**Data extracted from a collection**
◆ ◆ ◆ ◆

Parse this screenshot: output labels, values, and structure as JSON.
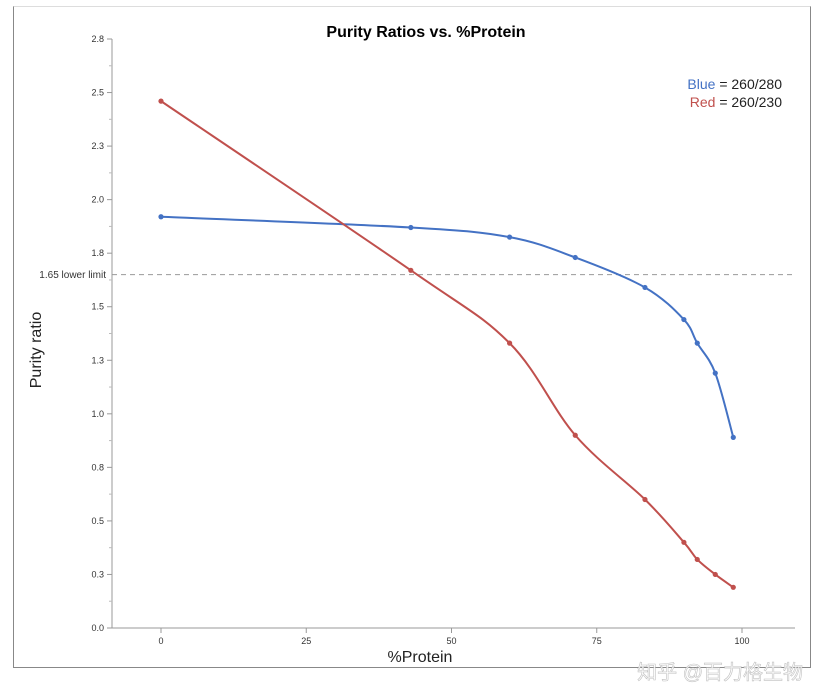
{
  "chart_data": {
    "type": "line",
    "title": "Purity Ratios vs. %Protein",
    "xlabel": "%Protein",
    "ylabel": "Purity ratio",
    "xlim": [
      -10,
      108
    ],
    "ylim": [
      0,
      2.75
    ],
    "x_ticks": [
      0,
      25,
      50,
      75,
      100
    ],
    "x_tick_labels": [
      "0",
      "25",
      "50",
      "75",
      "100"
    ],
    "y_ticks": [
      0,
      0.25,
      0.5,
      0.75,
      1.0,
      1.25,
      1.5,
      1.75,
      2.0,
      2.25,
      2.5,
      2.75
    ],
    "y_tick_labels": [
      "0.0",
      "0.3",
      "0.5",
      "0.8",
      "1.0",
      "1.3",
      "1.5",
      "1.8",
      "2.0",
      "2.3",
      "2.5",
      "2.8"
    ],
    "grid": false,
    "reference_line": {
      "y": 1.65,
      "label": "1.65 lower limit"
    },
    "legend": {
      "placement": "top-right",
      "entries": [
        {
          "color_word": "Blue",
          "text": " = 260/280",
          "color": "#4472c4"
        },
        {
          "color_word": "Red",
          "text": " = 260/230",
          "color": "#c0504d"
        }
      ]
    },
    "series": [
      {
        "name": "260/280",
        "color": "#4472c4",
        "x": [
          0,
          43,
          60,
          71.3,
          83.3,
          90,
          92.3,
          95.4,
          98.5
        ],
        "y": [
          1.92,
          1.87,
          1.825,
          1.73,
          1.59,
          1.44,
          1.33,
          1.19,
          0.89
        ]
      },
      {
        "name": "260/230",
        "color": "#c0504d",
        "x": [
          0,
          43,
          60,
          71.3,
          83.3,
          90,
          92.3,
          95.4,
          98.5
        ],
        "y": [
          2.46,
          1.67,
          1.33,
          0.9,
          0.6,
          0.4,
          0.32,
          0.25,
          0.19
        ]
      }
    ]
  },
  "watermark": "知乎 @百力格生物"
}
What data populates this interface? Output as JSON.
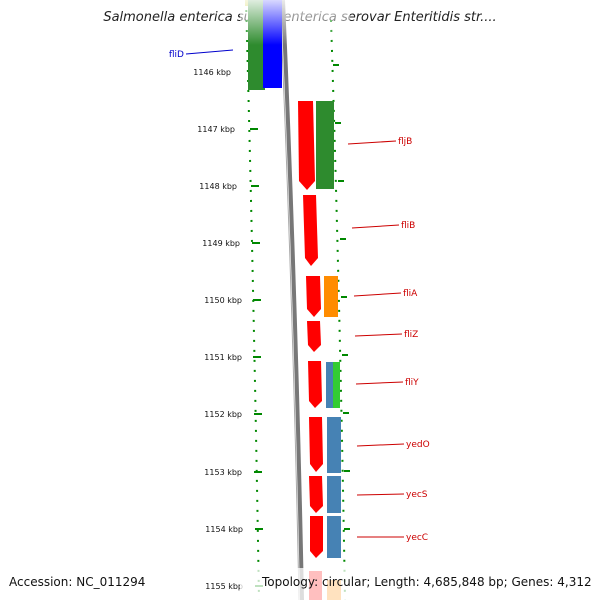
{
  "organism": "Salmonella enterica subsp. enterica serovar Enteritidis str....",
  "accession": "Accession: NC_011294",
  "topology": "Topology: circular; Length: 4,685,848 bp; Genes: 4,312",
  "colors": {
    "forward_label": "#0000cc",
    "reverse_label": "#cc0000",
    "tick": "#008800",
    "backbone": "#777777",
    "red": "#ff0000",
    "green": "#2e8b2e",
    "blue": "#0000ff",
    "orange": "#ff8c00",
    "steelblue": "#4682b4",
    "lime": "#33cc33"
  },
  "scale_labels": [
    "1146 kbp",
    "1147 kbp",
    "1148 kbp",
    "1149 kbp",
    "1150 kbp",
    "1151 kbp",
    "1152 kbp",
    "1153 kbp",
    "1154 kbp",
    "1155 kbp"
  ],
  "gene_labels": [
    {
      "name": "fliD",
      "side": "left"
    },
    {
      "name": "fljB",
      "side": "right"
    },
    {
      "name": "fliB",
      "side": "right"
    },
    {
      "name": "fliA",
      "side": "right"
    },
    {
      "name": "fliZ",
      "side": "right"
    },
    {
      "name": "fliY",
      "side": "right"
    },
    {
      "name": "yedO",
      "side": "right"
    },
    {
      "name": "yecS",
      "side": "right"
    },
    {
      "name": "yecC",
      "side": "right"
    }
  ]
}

◆ ◆ ◆ ◆

**Goal of the exercise**
Transcribe every entry exactly. Leave out the pictures.

**Result of this exercise**
Parse this screenshot: output labels, values, and structure as JSON.
{
  "chart_data": {
    "type": "line",
    "title": "Purity Ratios vs. %Protein",
    "xlabel": "%Protein",
    "ylabel": "Purity ratio",
    "xlim": [
      -10,
      108
    ],
    "ylim": [
      0,
      2.75
    ],
    "x_ticks": [
      0,
      25,
      50,
      75,
      100
    ],
    "x_tick_labels": [
      "0",
      "25",
      "50",
      "75",
      "100"
    ],
    "y_ticks": [
      0,
      0.25,
      0.5,
      0.75,
      1.0,
      1.25,
      1.5,
      1.75,
      2.0,
      2.25,
      2.5,
      2.75
    ],
    "y_tick_labels": [
      "0.0",
      "0.3",
      "0.5",
      "0.8",
      "1.0",
      "1.3",
      "1.5",
      "1.8",
      "2.0",
      "2.3",
      "2.5",
      "2.8"
    ],
    "grid": false,
    "reference_line": {
      "y": 1.65,
      "label": "1.65 lower limit"
    },
    "legend": {
      "placement": "top-right",
      "entries": [
        {
          "color_word": "Blue",
          "text": " = 260/280",
          "color": "#4472c4"
        },
        {
          "color_word": "Red",
          "text": " = 260/230",
          "color": "#c0504d"
        }
      ]
    },
    "series": [
      {
        "name": "260/280",
        "color": "#4472c4",
        "x": [
          0,
          43,
          60,
          71.3,
          83.3,
          90,
          92.3,
          95.4,
          98.5
        ],
        "y": [
          1.92,
          1.87,
          1.825,
          1.73,
          1.59,
          1.44,
          1.33,
          1.19,
          0.89
        ]
      },
      {
        "name": "260/230",
        "color": "#c0504d",
        "x": [
          0,
          43,
          60,
          71.3,
          83.3,
          90,
          92.3,
          95.4,
          98.5
        ],
        "y": [
          2.46,
          1.67,
          1.33,
          0.9,
          0.6,
          0.4,
          0.32,
          0.25,
          0.19
        ]
      }
    ]
  },
  "watermark": "知乎 @百力格生物"
}
What data populates this interface? Output as JSON.
{
  "organism": "Salmonella enterica subsp. enterica serovar Enteritidis str....",
  "accession": "Accession: NC_011294",
  "topology": "Topology: circular; Length: 4,685,848 bp; Genes: 4,312",
  "colors": {
    "forward_label": "#0000cc",
    "reverse_label": "#cc0000",
    "tick": "#008800",
    "backbone": "#777777",
    "red": "#ff0000",
    "green": "#2e8b2e",
    "blue": "#0000ff",
    "orange": "#ff8c00",
    "steelblue": "#4682b4",
    "lime": "#33cc33"
  },
  "scale_labels": [
    "1146 kbp",
    "1147 kbp",
    "1148 kbp",
    "1149 kbp",
    "1150 kbp",
    "1151 kbp",
    "1152 kbp",
    "1153 kbp",
    "1154 kbp",
    "1155 kbp"
  ],
  "gene_labels": [
    {
      "name": "fliD",
      "side": "left"
    },
    {
      "name": "fljB",
      "side": "right"
    },
    {
      "name": "fliB",
      "side": "right"
    },
    {
      "name": "fliA",
      "side": "right"
    },
    {
      "name": "fliZ",
      "side": "right"
    },
    {
      "name": "fliY",
      "side": "right"
    },
    {
      "name": "yedO",
      "side": "right"
    },
    {
      "name": "yecS",
      "side": "right"
    },
    {
      "name": "yecC",
      "side": "right"
    }
  ]
}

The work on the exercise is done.